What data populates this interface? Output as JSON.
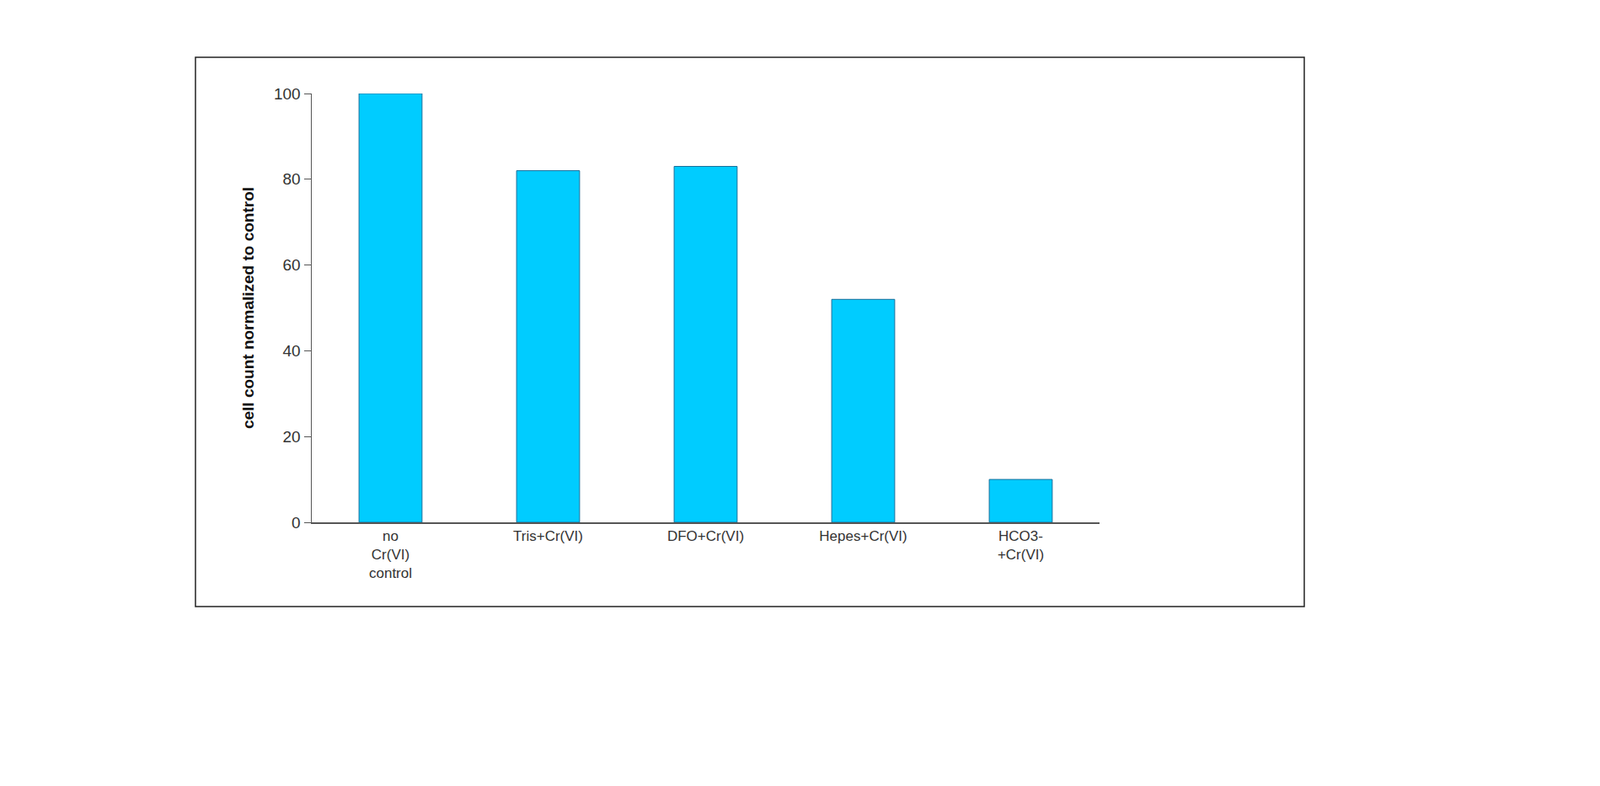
{
  "chart_data": {
    "type": "bar",
    "categories": [
      "no Cr(VI) control",
      "Tris+Cr(VI)",
      "DFO+Cr(VI)",
      "Hepes+Cr(VI)",
      "HCO3- +Cr(VI)"
    ],
    "values": [
      100,
      82,
      83,
      52,
      10
    ],
    "color": "#00ccff",
    "y_label": "cell count normalized to control",
    "ylim": [
      0,
      100
    ],
    "yticks": [
      0,
      20,
      40,
      60,
      80,
      100
    ],
    "grid": false
  }
}
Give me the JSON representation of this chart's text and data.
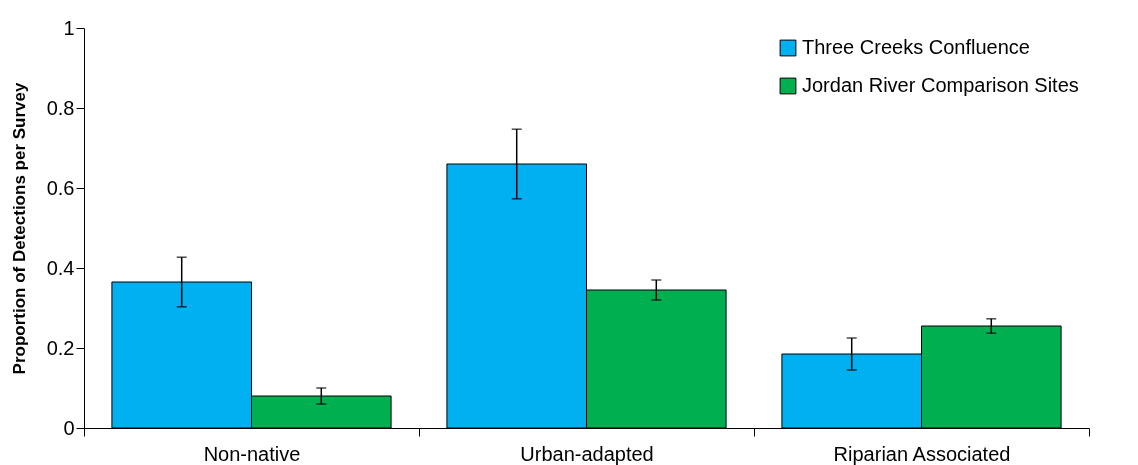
{
  "chart_data": {
    "type": "bar",
    "ylabel": "Proportion of Detections per Survey",
    "categories": [
      "Non-native",
      "Urban-adapted",
      "Riparian Associated"
    ],
    "series": [
      {
        "name": "Three Creeks Confluence",
        "color": "#00b0f0",
        "values": [
          0.365,
          0.66,
          0.185
        ],
        "errors": [
          0.062,
          0.087,
          0.04
        ]
      },
      {
        "name": "Jordan River Comparison Sites",
        "color": "#00b050",
        "values": [
          0.08,
          0.345,
          0.255
        ],
        "errors": [
          0.02,
          0.025,
          0.018
        ]
      }
    ],
    "ylim": [
      0,
      1
    ],
    "yticks": [
      0,
      0.2,
      0.4,
      0.6,
      0.8,
      1
    ],
    "grid": false,
    "legend": "top right"
  }
}
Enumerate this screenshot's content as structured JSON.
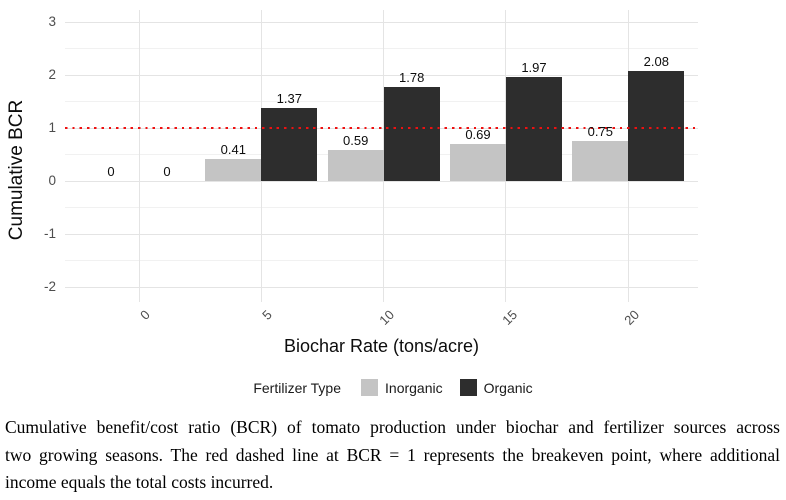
{
  "chart_data": {
    "type": "bar",
    "title": "",
    "xlabel": "Biochar Rate (tons/acre)",
    "ylabel": "Cumulative BCR",
    "categories": [
      "0",
      "5",
      "10",
      "15",
      "20"
    ],
    "series": [
      {
        "name": "Inorganic",
        "color": "#c4c4c4",
        "values": [
          0,
          0.41,
          0.59,
          0.69,
          0.75
        ],
        "labels": [
          "0",
          "0.41",
          "0.59",
          "0.69",
          "0.75"
        ]
      },
      {
        "name": "Organic",
        "color": "#2d2d2d",
        "values": [
          0,
          1.37,
          1.78,
          1.97,
          2.08
        ],
        "labels": [
          "0",
          "1.37",
          "1.78",
          "1.97",
          "2.08"
        ]
      }
    ],
    "yticks": [
      -2,
      -1,
      0,
      1,
      2,
      3
    ],
    "ylim": [
      -2.3,
      3.25
    ],
    "grid": {
      "on": true,
      "major_color": "#e4e4e4",
      "minor_color": "#f1f1f1"
    },
    "reference_line": {
      "value": 1,
      "style": "dotted",
      "color": "#ee1111"
    },
    "legend": {
      "title": "Fertilizer Type",
      "position": "bottom"
    }
  },
  "caption": {
    "lines": [
      "Cumulative benefit/cost ratio (BCR) of tomato production under biochar and fertilizer sources across",
      "two growing seasons. The red dashed line at BCR = 1 represents the breakeven point, where additional",
      "income equals the total costs incurred."
    ]
  }
}
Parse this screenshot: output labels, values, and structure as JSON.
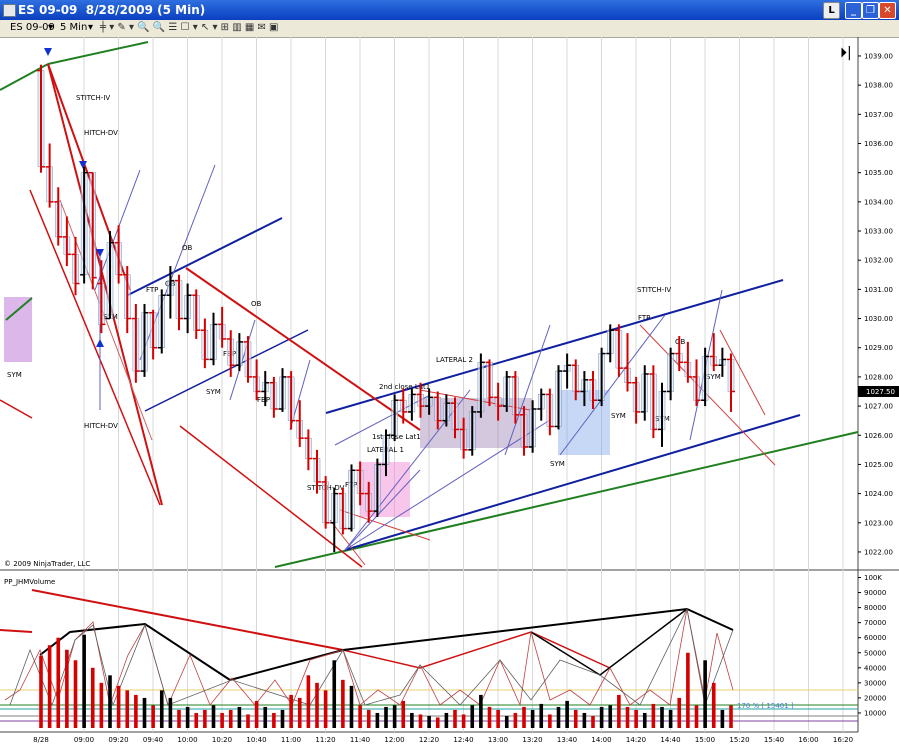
{
  "window": {
    "title": "ES 09-09  8/28/2009 (5 Min)",
    "instrument": "ES 09-09",
    "interval": "5 Min",
    "button": "L"
  },
  "copyright": "© 2009 NinjaTrader, LLC",
  "chart_data": [
    {
      "type": "ohlc",
      "up_color": "#000000",
      "down_color": "#d40000",
      "open": [
        1038.5,
        1035.2,
        1034.0,
        1032.8,
        1032.2,
        1031.5,
        1035.0,
        1031.2,
        1030.0,
        1032.6,
        1031.5,
        1030.0,
        1028.2,
        1030.2,
        1029.0,
        1030.8,
        1031.3,
        1030.0,
        1030.8,
        1029.6,
        1028.6,
        1029.8,
        1029.3,
        1028.4,
        1029.2,
        1028.0,
        1027.5,
        1027.8,
        1026.9,
        1028.0,
        1026.5,
        1025.9,
        1025.2,
        1024.4,
        1023.0,
        1024.0,
        1022.8,
        1024.8,
        1024.0,
        1023.4,
        1025.0,
        1026.0,
        1027.2,
        1026.8,
        1027.4,
        1027.0,
        1027.3,
        1026.5,
        1027.1,
        1026.2,
        1025.5,
        1026.8,
        1028.5,
        1027.3,
        1027.0,
        1028.0,
        1026.7,
        1025.6,
        1026.9,
        1027.4,
        1026.3,
        1028.2,
        1028.4,
        1027.5,
        1027.9,
        1027.2,
        1028.8,
        1029.6,
        1028.3,
        1027.8,
        1026.8,
        1028.1,
        1026.2,
        1027.5,
        1028.8,
        1028.5,
        1028.0,
        1027.2,
        1028.7,
        1028.4,
        1028.6
      ],
      "high": [
        1038.7,
        1036.0,
        1034.5,
        1033.5,
        1032.8,
        1035.2,
        1035.0,
        1032.0,
        1033.0,
        1033.2,
        1031.8,
        1030.5,
        1030.5,
        1030.3,
        1031.0,
        1031.8,
        1031.5,
        1031.2,
        1031.0,
        1030.0,
        1030.2,
        1030.4,
        1029.6,
        1029.5,
        1029.4,
        1028.6,
        1028.2,
        1028.0,
        1028.3,
        1028.2,
        1027.2,
        1026.2,
        1025.5,
        1024.6,
        1024.2,
        1024.2,
        1025.0,
        1025.1,
        1024.4,
        1025.2,
        1026.2,
        1027.4,
        1027.6,
        1027.6,
        1027.8,
        1027.6,
        1027.5,
        1027.4,
        1027.3,
        1026.6,
        1027.0,
        1028.8,
        1028.6,
        1027.8,
        1028.2,
        1028.2,
        1027.0,
        1027.2,
        1027.6,
        1027.6,
        1028.4,
        1028.8,
        1028.6,
        1028.2,
        1028.2,
        1029.0,
        1029.8,
        1029.8,
        1029.5,
        1028.0,
        1028.4,
        1028.4,
        1027.8,
        1029.0,
        1029.4,
        1029.2,
        1028.6,
        1029.0,
        1029.5,
        1029.0,
        1028.8
      ],
      "low": [
        1035.0,
        1033.8,
        1032.5,
        1031.8,
        1030.8,
        1031.2,
        1031.0,
        1029.5,
        1030.0,
        1031.2,
        1029.5,
        1027.8,
        1028.0,
        1028.6,
        1028.8,
        1030.0,
        1029.6,
        1029.5,
        1029.3,
        1028.3,
        1028.4,
        1029.0,
        1028.0,
        1028.2,
        1027.8,
        1027.2,
        1027.0,
        1026.6,
        1026.8,
        1026.2,
        1025.6,
        1024.8,
        1024.0,
        1022.8,
        1022.0,
        1022.6,
        1022.7,
        1023.6,
        1023.0,
        1023.2,
        1024.6,
        1025.8,
        1026.4,
        1026.5,
        1026.6,
        1026.7,
        1026.2,
        1026.3,
        1025.9,
        1025.2,
        1025.3,
        1026.6,
        1027.0,
        1026.5,
        1026.8,
        1026.4,
        1025.3,
        1025.4,
        1026.5,
        1026.0,
        1026.2,
        1027.6,
        1027.2,
        1027.0,
        1026.9,
        1027.0,
        1028.5,
        1028.0,
        1027.5,
        1026.4,
        1026.5,
        1025.9,
        1025.6,
        1027.2,
        1028.2,
        1027.8,
        1027.0,
        1027.0,
        1028.2,
        1028.0,
        1026.8
      ],
      "close": [
        1035.2,
        1034.0,
        1032.8,
        1032.2,
        1031.2,
        1035.0,
        1031.4,
        1029.8,
        1032.6,
        1031.5,
        1030.0,
        1028.2,
        1030.2,
        1029.0,
        1030.8,
        1031.3,
        1030.0,
        1030.8,
        1029.6,
        1028.6,
        1029.8,
        1029.3,
        1028.4,
        1029.2,
        1028.0,
        1027.5,
        1027.8,
        1026.9,
        1028.0,
        1026.5,
        1025.9,
        1025.2,
        1024.4,
        1023.0,
        1024.0,
        1022.8,
        1024.8,
        1024.0,
        1023.4,
        1025.0,
        1026.0,
        1027.2,
        1026.8,
        1027.4,
        1027.0,
        1027.3,
        1026.5,
        1027.1,
        1026.2,
        1025.5,
        1026.8,
        1028.5,
        1027.3,
        1027.0,
        1028.0,
        1026.7,
        1025.6,
        1026.9,
        1027.4,
        1026.3,
        1028.2,
        1028.4,
        1027.5,
        1027.9,
        1027.2,
        1028.8,
        1029.6,
        1028.3,
        1027.8,
        1026.8,
        1028.1,
        1026.2,
        1027.5,
        1028.8,
        1028.5,
        1028.0,
        1027.2,
        1028.7,
        1028.4,
        1028.6,
        1027.5
      ],
      "last_price": 1027.5,
      "last_price_label": "1027.50",
      "ylim": [
        1021.45,
        1039.65
      ],
      "yticks": [
        {
          "value": 1022,
          "label": "1022.00"
        },
        {
          "value": 1023,
          "label": "1023.00"
        },
        {
          "value": 1024,
          "label": "1024.00"
        },
        {
          "value": 1025,
          "label": "1025.00"
        },
        {
          "value": 1026,
          "label": "1026.00"
        },
        {
          "value": 1027,
          "label": "1027.00"
        },
        {
          "value": 1028,
          "label": "1028.00"
        },
        {
          "value": 1029,
          "label": "1029.00"
        },
        {
          "value": 1030,
          "label": "1030.00"
        },
        {
          "value": 1031,
          "label": "1031.00"
        },
        {
          "value": 1032,
          "label": "1032.00"
        },
        {
          "value": 1033,
          "label": "1033.00"
        },
        {
          "value": 1034,
          "label": "1034.00"
        },
        {
          "value": 1035,
          "label": "1035.00"
        },
        {
          "value": 1036,
          "label": "1036.00"
        },
        {
          "value": 1037,
          "label": "1037.00"
        },
        {
          "value": 1038,
          "label": "1038.00"
        },
        {
          "value": 1039,
          "label": "1039.00"
        }
      ],
      "annotations": [
        "STITCH-IV",
        "HITCH-DV",
        "HITCH-DV",
        "OB",
        "FTP",
        "OB",
        "SYM",
        "FBP",
        "SYM",
        "OB",
        "FBP",
        "SYM",
        "STITCH-DV",
        "FTP",
        "LATERAL 1",
        "1st close Lat1",
        "2nd close Lat1",
        "LATERAL 2",
        "SYM",
        "SYM",
        "SYM",
        "STITCH-IV",
        "FTP",
        "OB",
        "SYM"
      ]
    },
    {
      "type": "bar",
      "title": "PP_JHMVolume",
      "annotation": "170 % [ 15401 ]",
      "values": [
        48000,
        55000,
        60000,
        52000,
        45000,
        62000,
        40000,
        30000,
        35000,
        28000,
        25000,
        22000,
        20000,
        15000,
        25000,
        20000,
        12000,
        14000,
        10000,
        12000,
        15000,
        10000,
        12000,
        14000,
        9000,
        18000,
        14000,
        10000,
        12000,
        22000,
        20000,
        35000,
        30000,
        25000,
        45000,
        32000,
        28000,
        15000,
        12000,
        10000,
        14000,
        15000,
        18000,
        10000,
        9000,
        8000,
        7000,
        10000,
        12000,
        9000,
        15000,
        22000,
        14000,
        12000,
        8000,
        10000,
        14000,
        12000,
        16000,
        9000,
        14000,
        18000,
        12000,
        10000,
        8000,
        14000,
        15000,
        22000,
        14000,
        12000,
        10000,
        16000,
        14000,
        12000,
        20000,
        50000,
        15000,
        45000,
        30000,
        12000,
        15000
      ],
      "ylim": [
        0,
        103000
      ],
      "yticks": [
        10000,
        20000,
        30000,
        40000,
        50000,
        60000,
        70000,
        80000,
        90000,
        {
          "value": 100000,
          "label": "100K"
        }
      ],
      "x_axis_labels": [
        "8/28",
        "09:00",
        "09:20",
        "09:40",
        "10:00",
        "10:20",
        "10:40",
        "11:00",
        "11:20",
        "11:40",
        "12:00",
        "12:20",
        "12:40",
        "13:00",
        "13:20",
        "13:40",
        "14:00",
        "14:20",
        "14:40",
        "15:00",
        "15:20",
        "15:40",
        "16:00",
        "16:20"
      ]
    }
  ]
}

....

§ WHAT IS BEING ASKED
Select every line of the records holding the string "screenshot".

§ SOLUTION BELOW
Enumerate this screenshot's content as structured JSON.
Parse this screenshot: output labels, values, and structure as JSON.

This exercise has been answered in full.